» **Written problem**: Gather all lines in the entries below that include the word "Network".
★ ★ ★
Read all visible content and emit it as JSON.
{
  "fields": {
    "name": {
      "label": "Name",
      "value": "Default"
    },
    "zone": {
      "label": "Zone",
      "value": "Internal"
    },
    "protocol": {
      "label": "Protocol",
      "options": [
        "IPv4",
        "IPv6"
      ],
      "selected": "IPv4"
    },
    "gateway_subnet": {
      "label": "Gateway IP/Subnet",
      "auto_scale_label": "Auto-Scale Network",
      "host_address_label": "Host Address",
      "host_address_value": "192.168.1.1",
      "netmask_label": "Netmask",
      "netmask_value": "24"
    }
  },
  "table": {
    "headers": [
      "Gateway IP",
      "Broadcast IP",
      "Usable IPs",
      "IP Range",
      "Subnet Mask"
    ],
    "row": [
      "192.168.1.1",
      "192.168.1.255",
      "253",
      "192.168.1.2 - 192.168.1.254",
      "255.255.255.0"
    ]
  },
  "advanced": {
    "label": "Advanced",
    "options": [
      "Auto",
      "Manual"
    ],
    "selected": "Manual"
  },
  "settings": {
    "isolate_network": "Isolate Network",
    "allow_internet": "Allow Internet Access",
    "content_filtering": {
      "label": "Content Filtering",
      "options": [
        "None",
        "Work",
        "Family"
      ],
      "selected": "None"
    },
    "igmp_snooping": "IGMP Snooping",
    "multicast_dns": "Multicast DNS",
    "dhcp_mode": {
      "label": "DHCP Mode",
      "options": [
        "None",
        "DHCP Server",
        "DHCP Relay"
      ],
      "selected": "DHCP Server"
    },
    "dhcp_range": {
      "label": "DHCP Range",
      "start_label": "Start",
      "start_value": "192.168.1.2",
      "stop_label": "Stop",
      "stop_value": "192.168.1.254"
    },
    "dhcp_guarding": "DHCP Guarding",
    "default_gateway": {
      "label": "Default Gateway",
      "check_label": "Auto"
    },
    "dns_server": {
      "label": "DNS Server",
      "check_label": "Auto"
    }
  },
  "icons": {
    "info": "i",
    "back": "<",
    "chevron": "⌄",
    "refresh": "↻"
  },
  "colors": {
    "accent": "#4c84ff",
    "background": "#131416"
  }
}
★ ★ ★
» **The solution**:
      "auto_scale_label": "Auto-Scale Network",
    "isolate_network": "Isolate Network",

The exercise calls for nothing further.